▶ _Required work_
Omit any picture, and return the remaining data exactly as written.

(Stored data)

## Begin

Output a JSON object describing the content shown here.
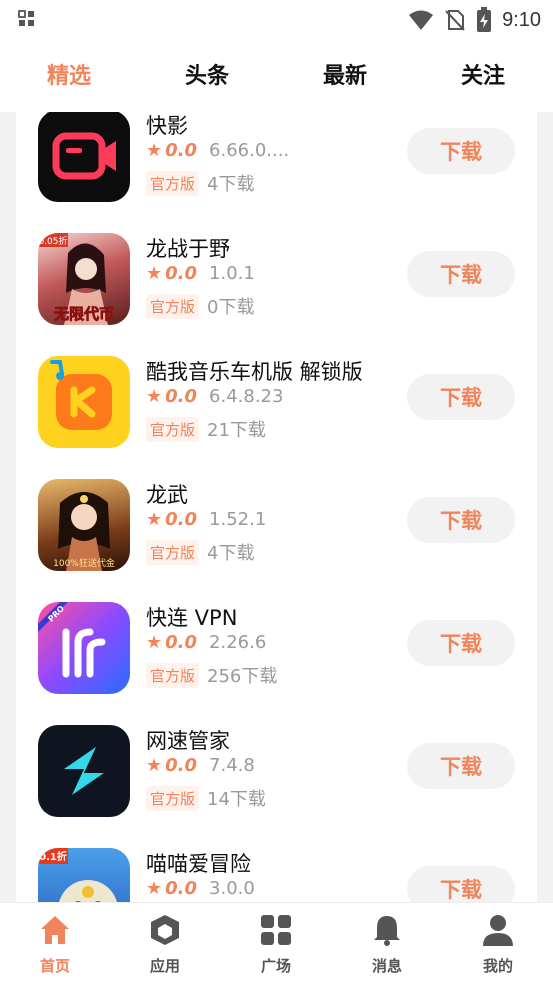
{
  "status_bar": {
    "time": "9:10"
  },
  "top_tabs": [
    {
      "label": "精选",
      "active": true
    },
    {
      "label": "头条",
      "active": false
    },
    {
      "label": "最新",
      "active": false
    },
    {
      "label": "关注",
      "active": false
    }
  ],
  "apps": [
    {
      "name": "快影",
      "rating": "0.0",
      "version": "6.66.0....",
      "badge": "官方版",
      "downloads": "4下载",
      "button": "下载",
      "icon": "kuaiying-app-icon"
    },
    {
      "name": "龙战于野",
      "rating": "0.0",
      "version": "1.0.1",
      "badge": "官方版",
      "downloads": "0下载",
      "button": "下载",
      "icon": "longzhanyuye-app-icon",
      "icon_text_top": "0.05折",
      "icon_text_bottom": "无限代币"
    },
    {
      "name": "酷我音乐车机版 解锁版",
      "rating": "0.0",
      "version": "6.4.8.23",
      "badge": "官方版",
      "downloads": "21下载",
      "button": "下载",
      "icon": "kuwo-music-app-icon"
    },
    {
      "name": "龙武",
      "rating": "0.0",
      "version": "1.52.1",
      "badge": "官方版",
      "downloads": "4下载",
      "button": "下载",
      "icon": "longwu-app-icon",
      "icon_text_bottom": "100%狂送代金"
    },
    {
      "name": "快连 VPN",
      "rating": "0.0",
      "version": "2.26.6",
      "badge": "官方版",
      "downloads": "256下载",
      "button": "下载",
      "icon": "kuailian-vpn-app-icon",
      "icon_text_top": "PRO"
    },
    {
      "name": "网速管家",
      "rating": "0.0",
      "version": "7.4.8",
      "badge": "官方版",
      "downloads": "14下载",
      "button": "下载",
      "icon": "wangsu-app-icon"
    },
    {
      "name": "喵喵爱冒险",
      "rating": "0.0",
      "version": "3.0.0",
      "badge": "",
      "downloads": "",
      "button": "下载",
      "icon": "miaomiao-app-icon",
      "icon_text_top": "0.1折"
    }
  ],
  "bottom_nav": [
    {
      "label": "首页",
      "icon": "home-icon",
      "active": true
    },
    {
      "label": "应用",
      "icon": "cube-icon",
      "active": false
    },
    {
      "label": "广场",
      "icon": "grid-icon",
      "active": false
    },
    {
      "label": "消息",
      "icon": "bell-icon",
      "active": false
    },
    {
      "label": "我的",
      "icon": "user-icon",
      "active": false
    }
  ],
  "colors": {
    "accent": "#f0845a",
    "text": "#111111",
    "muted": "#9a9a9a",
    "background": "#f2f2f2"
  }
}
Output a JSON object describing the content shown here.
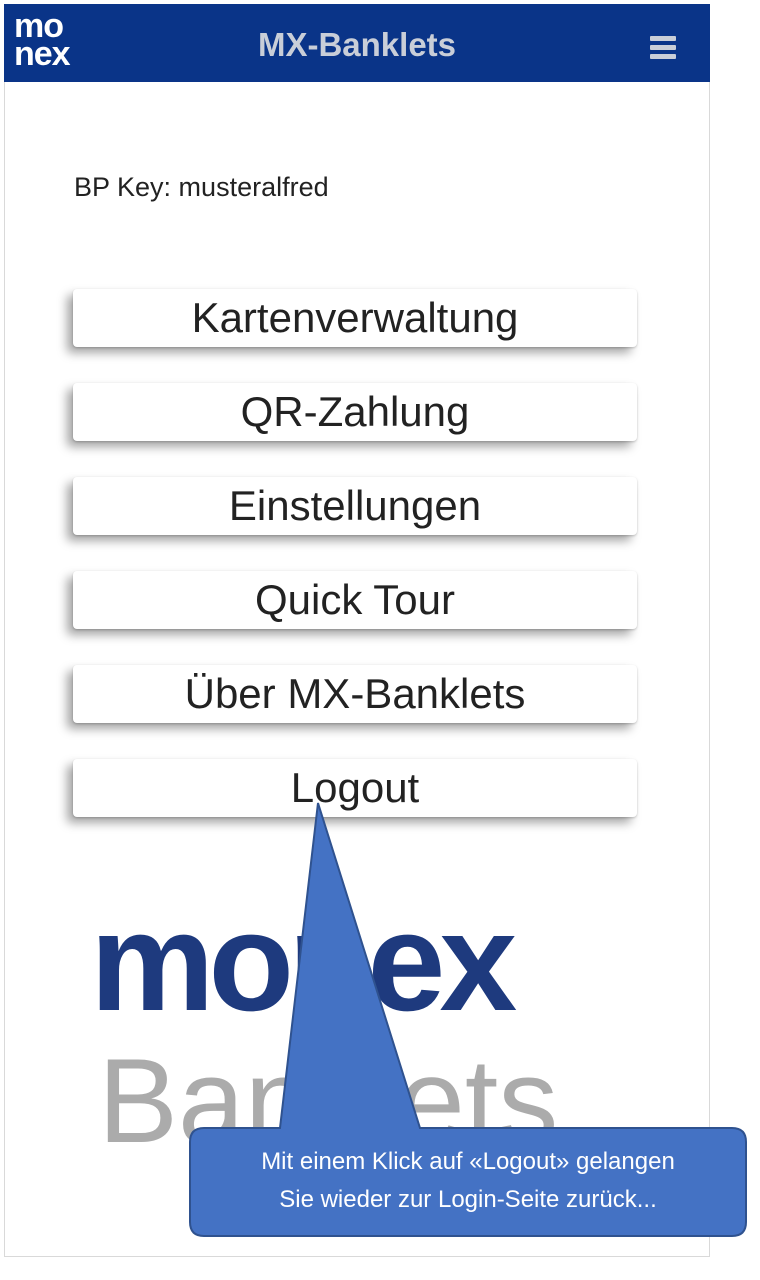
{
  "header": {
    "logo_line1": "mo",
    "logo_line2": "nex",
    "title": "MX-Banklets",
    "menu_icon": "hamburger-menu-icon"
  },
  "bp_key": "BP Key: musteralfred",
  "menu": [
    {
      "label": "Kartenverwaltung"
    },
    {
      "label": "QR-Zahlung"
    },
    {
      "label": "Einstellungen"
    },
    {
      "label": "Quick Tour"
    },
    {
      "label": "Über MX-Banklets"
    },
    {
      "label": "Logout"
    }
  ],
  "brand_logo": {
    "word1": "monex",
    "word2": "Banklets"
  },
  "callout": {
    "line1": "Mit einem Klick auf «Logout» gelangen",
    "line2": "Sie wieder zur Login-Seite zurück..."
  },
  "colors": {
    "header_bg": "#0a3488",
    "logo_blue": "#1e3a7e",
    "logo_gray": "#ababab",
    "callout_fill": "#4472c4",
    "callout_border": "#2f528f"
  }
}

## End

▶ _Solution to this exercise_
Output a JSON object describing the content shown here.
{
  "status_bar": {
    "time": "9:10"
  },
  "top_tabs": [
    {
      "label": "精选",
      "active": true
    },
    {
      "label": "头条",
      "active": false
    },
    {
      "label": "最新",
      "active": false
    },
    {
      "label": "关注",
      "active": false
    }
  ],
  "apps": [
    {
      "name": "快影",
      "rating": "0.0",
      "version": "6.66.0....",
      "badge": "官方版",
      "downloads": "4下载",
      "button": "下载",
      "icon": "kuaiying-app-icon"
    },
    {
      "name": "龙战于野",
      "rating": "0.0",
      "version": "1.0.1",
      "badge": "官方版",
      "downloads": "0下载",
      "button": "下载",
      "icon": "longzhanyuye-app-icon",
      "icon_text_top": "0.05折",
      "icon_text_bottom": "无限代币"
    },
    {
      "name": "酷我音乐车机版 解锁版",
      "rating": "0.0",
      "version": "6.4.8.23",
      "badge": "官方版",
      "downloads": "21下载",
      "button": "下载",
      "icon": "kuwo-music-app-icon"
    },
    {
      "name": "龙武",
      "rating": "0.0",
      "version": "1.52.1",
      "badge": "官方版",
      "downloads": "4下载",
      "button": "下载",
      "icon": "longwu-app-icon",
      "icon_text_bottom": "100%狂送代金"
    },
    {
      "name": "快连 VPN",
      "rating": "0.0",
      "version": "2.26.6",
      "badge": "官方版",
      "downloads": "256下载",
      "button": "下载",
      "icon": "kuailian-vpn-app-icon",
      "icon_text_top": "PRO"
    },
    {
      "name": "网速管家",
      "rating": "0.0",
      "version": "7.4.8",
      "badge": "官方版",
      "downloads": "14下载",
      "button": "下载",
      "icon": "wangsu-app-icon"
    },
    {
      "name": "喵喵爱冒险",
      "rating": "0.0",
      "version": "3.0.0",
      "badge": "",
      "downloads": "",
      "button": "下载",
      "icon": "miaomiao-app-icon",
      "icon_text_top": "0.1折"
    }
  ],
  "bottom_nav": [
    {
      "label": "首页",
      "icon": "home-icon",
      "active": true
    },
    {
      "label": "应用",
      "icon": "cube-icon",
      "active": false
    },
    {
      "label": "广场",
      "icon": "grid-icon",
      "active": false
    },
    {
      "label": "消息",
      "icon": "bell-icon",
      "active": false
    },
    {
      "label": "我的",
      "icon": "user-icon",
      "active": false
    }
  ],
  "colors": {
    "accent": "#f0845a",
    "text": "#111111",
    "muted": "#9a9a9a",
    "background": "#f2f2f2"
  }
}
Output a JSON object describing the content shown here.
{
  "header": {
    "logo_line1": "mo",
    "logo_line2": "nex",
    "title": "MX-Banklets",
    "menu_icon": "hamburger-menu-icon"
  },
  "bp_key": "BP Key: musteralfred",
  "menu": [
    {
      "label": "Kartenverwaltung"
    },
    {
      "label": "QR-Zahlung"
    },
    {
      "label": "Einstellungen"
    },
    {
      "label": "Quick Tour"
    },
    {
      "label": "Über MX-Banklets"
    },
    {
      "label": "Logout"
    }
  ],
  "brand_logo": {
    "word1": "monex",
    "word2": "Banklets"
  },
  "callout": {
    "line1": "Mit einem Klick auf «Logout» gelangen",
    "line2": "Sie wieder zur Login-Seite zurück..."
  },
  "colors": {
    "header_bg": "#0a3488",
    "logo_blue": "#1e3a7e",
    "logo_gray": "#ababab",
    "callout_fill": "#4472c4",
    "callout_border": "#2f528f"
  }
}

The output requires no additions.